__Given exercise__. Extract each line of the data below exactly as written.

Entries with figure data:
· · · · · · ·
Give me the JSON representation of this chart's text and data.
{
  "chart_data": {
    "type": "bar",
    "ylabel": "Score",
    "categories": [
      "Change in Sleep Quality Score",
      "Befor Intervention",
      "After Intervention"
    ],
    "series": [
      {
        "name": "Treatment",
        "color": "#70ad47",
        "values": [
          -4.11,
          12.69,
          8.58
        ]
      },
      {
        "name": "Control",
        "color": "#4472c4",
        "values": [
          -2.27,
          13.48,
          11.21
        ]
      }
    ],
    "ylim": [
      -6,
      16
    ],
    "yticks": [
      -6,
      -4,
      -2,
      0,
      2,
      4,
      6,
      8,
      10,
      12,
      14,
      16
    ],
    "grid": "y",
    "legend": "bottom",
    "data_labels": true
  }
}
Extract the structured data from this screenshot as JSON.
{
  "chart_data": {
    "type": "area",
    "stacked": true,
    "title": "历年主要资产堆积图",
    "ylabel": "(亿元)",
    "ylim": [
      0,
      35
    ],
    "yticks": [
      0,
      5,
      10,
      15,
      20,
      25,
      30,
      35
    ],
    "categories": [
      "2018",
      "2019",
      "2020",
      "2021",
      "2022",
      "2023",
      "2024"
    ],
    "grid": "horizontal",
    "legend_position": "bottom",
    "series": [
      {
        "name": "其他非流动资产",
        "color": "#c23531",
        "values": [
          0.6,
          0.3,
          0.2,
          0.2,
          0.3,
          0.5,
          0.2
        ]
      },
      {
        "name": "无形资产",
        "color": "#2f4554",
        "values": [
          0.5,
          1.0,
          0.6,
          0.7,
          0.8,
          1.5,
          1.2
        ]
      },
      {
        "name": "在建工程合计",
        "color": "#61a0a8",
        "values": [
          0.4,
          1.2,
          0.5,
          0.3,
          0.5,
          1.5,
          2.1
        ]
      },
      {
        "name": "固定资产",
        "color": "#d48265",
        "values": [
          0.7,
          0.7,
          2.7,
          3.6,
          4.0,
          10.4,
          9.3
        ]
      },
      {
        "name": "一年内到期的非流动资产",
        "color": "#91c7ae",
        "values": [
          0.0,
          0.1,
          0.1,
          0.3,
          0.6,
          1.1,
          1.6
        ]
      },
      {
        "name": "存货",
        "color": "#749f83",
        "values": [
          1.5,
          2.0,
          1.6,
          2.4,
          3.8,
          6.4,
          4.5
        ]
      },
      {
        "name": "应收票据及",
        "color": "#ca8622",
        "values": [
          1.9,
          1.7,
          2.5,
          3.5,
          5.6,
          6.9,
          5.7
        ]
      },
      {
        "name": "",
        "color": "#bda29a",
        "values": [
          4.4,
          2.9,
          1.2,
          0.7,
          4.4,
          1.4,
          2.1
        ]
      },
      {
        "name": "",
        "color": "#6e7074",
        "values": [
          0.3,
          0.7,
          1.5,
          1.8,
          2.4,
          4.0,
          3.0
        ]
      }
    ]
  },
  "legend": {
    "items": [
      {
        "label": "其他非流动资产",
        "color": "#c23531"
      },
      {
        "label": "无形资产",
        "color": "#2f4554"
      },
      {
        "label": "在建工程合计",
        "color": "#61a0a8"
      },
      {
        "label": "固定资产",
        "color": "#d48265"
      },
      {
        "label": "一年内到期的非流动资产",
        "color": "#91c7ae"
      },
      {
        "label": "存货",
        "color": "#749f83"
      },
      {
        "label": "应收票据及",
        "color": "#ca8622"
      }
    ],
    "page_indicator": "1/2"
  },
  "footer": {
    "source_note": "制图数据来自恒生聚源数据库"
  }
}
· · · · · · ·
__Written solution__.
Give me the JSON representation of this chart's text and data.
{
  "chart_data": {
    "type": "bar",
    "ylabel": "Score",
    "categories": [
      "Change in Sleep Quality Score",
      "Befor Intervention",
      "After Intervention"
    ],
    "series": [
      {
        "name": "Treatment",
        "color": "#70ad47",
        "values": [
          -4.11,
          12.69,
          8.58
        ]
      },
      {
        "name": "Control",
        "color": "#4472c4",
        "values": [
          -2.27,
          13.48,
          11.21
        ]
      }
    ],
    "ylim": [
      -6,
      16
    ],
    "yticks": [
      -6,
      -4,
      -2,
      0,
      2,
      4,
      6,
      8,
      10,
      12,
      14,
      16
    ],
    "grid": "y",
    "legend": "bottom",
    "data_labels": true
  }
}
Extract the structured data from this screenshot as JSON.
{
  "chart_data": {
    "type": "area",
    "stacked": true,
    "title": "历年主要资产堆积图",
    "ylabel": "(亿元)",
    "ylim": [
      0,
      35
    ],
    "yticks": [
      0,
      5,
      10,
      15,
      20,
      25,
      30,
      35
    ],
    "categories": [
      "2018",
      "2019",
      "2020",
      "2021",
      "2022",
      "2023",
      "2024"
    ],
    "grid": "horizontal",
    "legend_position": "bottom",
    "series": [
      {
        "name": "其他非流动资产",
        "color": "#c23531",
        "values": [
          0.6,
          0.3,
          0.2,
          0.2,
          0.3,
          0.5,
          0.2
        ]
      },
      {
        "name": "无形资产",
        "color": "#2f4554",
        "values": [
          0.5,
          1.0,
          0.6,
          0.7,
          0.8,
          1.5,
          1.2
        ]
      },
      {
        "name": "在建工程合计",
        "color": "#61a0a8",
        "values": [
          0.4,
          1.2,
          0.5,
          0.3,
          0.5,
          1.5,
          2.1
        ]
      },
      {
        "name": "固定资产",
        "color": "#d48265",
        "values": [
          0.7,
          0.7,
          2.7,
          3.6,
          4.0,
          10.4,
          9.3
        ]
      },
      {
        "name": "一年内到期的非流动资产",
        "color": "#91c7ae",
        "values": [
          0.0,
          0.1,
          0.1,
          0.3,
          0.6,
          1.1,
          1.6
        ]
      },
      {
        "name": "存货",
        "color": "#749f83",
        "values": [
          1.5,
          2.0,
          1.6,
          2.4,
          3.8,
          6.4,
          4.5
        ]
      },
      {
        "name": "应收票据及",
        "color": "#ca8622",
        "values": [
          1.9,
          1.7,
          2.5,
          3.5,
          5.6,
          6.9,
          5.7
        ]
      },
      {
        "name": "",
        "color": "#bda29a",
        "values": [
          4.4,
          2.9,
          1.2,
          0.7,
          4.4,
          1.4,
          2.1
        ]
      },
      {
        "name": "",
        "color": "#6e7074",
        "values": [
          0.3,
          0.7,
          1.5,
          1.8,
          2.4,
          4.0,
          3.0
        ]
      }
    ]
  },
  "legend": {
    "items": [
      {
        "label": "其他非流动资产",
        "color": "#c23531"
      },
      {
        "label": "无形资产",
        "color": "#2f4554"
      },
      {
        "label": "在建工程合计",
        "color": "#61a0a8"
      },
      {
        "label": "固定资产",
        "color": "#d48265"
      },
      {
        "label": "一年内到期的非流动资产",
        "color": "#91c7ae"
      },
      {
        "label": "存货",
        "color": "#749f83"
      },
      {
        "label": "应收票据及",
        "color": "#ca8622"
      }
    ],
    "page_indicator": "1/2"
  },
  "footer": {
    "source_note": "制图数据来自恒生聚源数据库"
  }
}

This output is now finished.